#### Job
Do any lines in the data below contain "label"? If so, copy every one of them.

[start Input data]

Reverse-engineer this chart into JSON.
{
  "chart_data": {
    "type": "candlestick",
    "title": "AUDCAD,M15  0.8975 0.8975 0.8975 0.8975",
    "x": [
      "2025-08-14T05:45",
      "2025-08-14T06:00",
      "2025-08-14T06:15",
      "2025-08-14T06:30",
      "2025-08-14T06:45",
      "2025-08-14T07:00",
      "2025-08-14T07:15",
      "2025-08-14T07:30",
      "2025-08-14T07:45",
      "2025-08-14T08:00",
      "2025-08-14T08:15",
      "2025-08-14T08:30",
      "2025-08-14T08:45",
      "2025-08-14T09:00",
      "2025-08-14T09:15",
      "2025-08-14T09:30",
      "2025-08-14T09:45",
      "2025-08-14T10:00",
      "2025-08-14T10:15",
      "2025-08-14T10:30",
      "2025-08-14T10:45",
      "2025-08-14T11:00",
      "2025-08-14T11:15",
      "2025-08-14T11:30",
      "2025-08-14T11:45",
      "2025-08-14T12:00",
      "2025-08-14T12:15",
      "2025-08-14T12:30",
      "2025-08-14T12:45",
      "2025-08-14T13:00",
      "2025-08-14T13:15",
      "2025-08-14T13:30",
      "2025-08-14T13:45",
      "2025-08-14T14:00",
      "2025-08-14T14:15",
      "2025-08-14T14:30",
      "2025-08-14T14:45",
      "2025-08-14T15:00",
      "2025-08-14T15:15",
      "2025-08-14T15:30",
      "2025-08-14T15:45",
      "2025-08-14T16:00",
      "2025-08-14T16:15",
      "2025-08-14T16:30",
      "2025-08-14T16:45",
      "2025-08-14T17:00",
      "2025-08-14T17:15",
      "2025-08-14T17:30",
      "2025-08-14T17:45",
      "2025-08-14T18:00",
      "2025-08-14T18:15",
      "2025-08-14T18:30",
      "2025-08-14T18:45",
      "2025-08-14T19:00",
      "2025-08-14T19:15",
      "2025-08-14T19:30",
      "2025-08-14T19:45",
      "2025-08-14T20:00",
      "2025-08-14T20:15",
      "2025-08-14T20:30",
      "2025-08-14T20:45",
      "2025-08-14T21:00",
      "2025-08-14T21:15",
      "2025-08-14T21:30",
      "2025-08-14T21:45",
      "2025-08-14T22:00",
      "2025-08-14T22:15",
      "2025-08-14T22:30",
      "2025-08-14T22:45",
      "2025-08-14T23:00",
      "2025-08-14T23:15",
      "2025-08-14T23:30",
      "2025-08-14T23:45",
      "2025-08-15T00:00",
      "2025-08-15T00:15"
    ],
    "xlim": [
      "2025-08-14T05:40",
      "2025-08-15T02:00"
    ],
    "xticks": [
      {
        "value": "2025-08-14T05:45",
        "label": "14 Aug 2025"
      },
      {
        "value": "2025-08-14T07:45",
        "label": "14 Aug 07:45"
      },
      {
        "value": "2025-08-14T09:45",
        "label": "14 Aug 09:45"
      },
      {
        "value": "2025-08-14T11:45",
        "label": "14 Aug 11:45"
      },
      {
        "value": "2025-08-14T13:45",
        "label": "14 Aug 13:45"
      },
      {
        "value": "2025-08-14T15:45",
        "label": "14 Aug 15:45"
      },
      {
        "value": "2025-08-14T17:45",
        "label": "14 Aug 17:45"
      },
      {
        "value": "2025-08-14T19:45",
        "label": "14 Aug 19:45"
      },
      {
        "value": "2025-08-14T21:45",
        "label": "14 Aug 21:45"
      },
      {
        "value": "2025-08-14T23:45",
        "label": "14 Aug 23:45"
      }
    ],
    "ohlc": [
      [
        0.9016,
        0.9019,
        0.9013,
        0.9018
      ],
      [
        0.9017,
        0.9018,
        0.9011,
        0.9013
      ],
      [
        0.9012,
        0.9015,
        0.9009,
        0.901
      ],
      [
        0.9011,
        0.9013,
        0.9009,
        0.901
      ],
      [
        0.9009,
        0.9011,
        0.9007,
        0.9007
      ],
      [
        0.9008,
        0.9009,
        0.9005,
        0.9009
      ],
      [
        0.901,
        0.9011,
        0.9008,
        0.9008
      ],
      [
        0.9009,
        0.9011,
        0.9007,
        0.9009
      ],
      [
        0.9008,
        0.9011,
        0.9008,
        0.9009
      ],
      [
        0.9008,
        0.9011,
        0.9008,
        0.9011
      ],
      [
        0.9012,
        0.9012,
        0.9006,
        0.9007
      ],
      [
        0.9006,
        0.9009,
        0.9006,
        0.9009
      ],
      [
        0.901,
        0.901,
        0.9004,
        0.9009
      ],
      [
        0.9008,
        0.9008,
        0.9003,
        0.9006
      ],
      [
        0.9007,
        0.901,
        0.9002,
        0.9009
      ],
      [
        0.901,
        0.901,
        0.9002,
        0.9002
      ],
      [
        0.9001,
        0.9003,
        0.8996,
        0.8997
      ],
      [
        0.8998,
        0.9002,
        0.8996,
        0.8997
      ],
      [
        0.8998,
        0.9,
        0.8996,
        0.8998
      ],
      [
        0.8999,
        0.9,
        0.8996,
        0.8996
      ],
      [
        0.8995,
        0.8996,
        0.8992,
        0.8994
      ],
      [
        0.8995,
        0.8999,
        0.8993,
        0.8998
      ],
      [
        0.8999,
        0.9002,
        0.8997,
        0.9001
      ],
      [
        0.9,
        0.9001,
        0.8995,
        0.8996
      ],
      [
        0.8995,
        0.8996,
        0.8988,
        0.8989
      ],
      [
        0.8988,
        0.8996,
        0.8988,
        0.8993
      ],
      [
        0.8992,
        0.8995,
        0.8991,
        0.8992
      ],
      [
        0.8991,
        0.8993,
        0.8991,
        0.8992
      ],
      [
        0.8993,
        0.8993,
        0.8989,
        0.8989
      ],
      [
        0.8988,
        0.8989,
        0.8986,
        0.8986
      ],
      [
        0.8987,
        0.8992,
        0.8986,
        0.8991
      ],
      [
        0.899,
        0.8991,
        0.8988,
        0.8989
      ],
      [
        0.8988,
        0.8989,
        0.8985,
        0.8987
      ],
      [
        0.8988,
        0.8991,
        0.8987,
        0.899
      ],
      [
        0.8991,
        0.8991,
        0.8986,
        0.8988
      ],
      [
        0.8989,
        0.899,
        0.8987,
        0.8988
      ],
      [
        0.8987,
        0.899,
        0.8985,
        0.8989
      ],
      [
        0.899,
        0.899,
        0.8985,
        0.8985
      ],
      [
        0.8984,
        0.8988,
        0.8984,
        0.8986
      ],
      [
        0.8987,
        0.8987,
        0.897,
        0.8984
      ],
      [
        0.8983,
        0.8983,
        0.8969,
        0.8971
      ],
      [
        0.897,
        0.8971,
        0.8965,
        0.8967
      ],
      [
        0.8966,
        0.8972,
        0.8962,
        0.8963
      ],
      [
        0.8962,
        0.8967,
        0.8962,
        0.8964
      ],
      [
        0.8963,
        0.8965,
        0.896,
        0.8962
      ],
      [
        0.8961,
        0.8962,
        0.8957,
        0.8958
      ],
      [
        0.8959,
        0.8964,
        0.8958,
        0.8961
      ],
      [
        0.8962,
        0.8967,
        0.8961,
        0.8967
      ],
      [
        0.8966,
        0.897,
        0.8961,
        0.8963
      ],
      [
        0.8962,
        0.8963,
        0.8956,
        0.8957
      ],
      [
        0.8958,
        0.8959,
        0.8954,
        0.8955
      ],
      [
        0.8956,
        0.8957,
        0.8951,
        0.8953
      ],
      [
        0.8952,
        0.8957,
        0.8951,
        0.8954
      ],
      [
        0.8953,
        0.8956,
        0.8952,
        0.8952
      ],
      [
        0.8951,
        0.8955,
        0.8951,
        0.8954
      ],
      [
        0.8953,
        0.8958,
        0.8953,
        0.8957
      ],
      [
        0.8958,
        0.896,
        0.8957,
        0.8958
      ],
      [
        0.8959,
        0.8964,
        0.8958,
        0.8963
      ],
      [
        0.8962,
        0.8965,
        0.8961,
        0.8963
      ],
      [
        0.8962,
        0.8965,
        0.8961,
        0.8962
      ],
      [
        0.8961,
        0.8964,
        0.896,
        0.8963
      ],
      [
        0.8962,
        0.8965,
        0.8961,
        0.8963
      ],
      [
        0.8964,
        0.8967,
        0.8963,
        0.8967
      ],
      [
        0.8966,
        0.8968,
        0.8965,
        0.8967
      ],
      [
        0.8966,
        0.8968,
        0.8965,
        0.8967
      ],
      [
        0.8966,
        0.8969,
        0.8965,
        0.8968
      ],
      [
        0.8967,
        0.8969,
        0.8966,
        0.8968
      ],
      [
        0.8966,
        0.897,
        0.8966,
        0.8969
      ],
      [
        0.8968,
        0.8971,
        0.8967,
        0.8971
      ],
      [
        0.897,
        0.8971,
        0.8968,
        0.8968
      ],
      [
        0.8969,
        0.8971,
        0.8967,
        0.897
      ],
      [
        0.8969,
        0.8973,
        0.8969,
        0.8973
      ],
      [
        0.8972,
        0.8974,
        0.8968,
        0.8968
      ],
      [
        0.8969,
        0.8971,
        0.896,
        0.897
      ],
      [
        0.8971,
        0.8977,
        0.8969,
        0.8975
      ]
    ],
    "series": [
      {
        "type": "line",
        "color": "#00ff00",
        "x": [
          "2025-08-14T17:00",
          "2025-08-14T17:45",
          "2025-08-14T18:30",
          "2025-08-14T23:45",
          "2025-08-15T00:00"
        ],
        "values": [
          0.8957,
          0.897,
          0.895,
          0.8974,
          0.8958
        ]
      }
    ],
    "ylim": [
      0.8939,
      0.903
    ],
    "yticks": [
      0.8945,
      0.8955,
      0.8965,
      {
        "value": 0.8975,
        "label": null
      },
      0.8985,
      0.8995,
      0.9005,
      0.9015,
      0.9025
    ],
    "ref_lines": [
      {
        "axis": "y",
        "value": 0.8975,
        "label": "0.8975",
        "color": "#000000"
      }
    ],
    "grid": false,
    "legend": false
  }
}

[end Input data]

#### Written reply
        "label": "14 Aug 2025"
        "label": "14 Aug 07:45"
        "label": "14 Aug 09:45"
        "label": "14 Aug 11:45"
        "label": "14 Aug 13:45"
        "label": "14 Aug 15:45"
        "label": "14 Aug 17:45"
        "label": "14 Aug 19:45"
        "label": "14 Aug 21:45"
        "label": "14 Aug 23:45"
        "label": null
        "label": "0.8975",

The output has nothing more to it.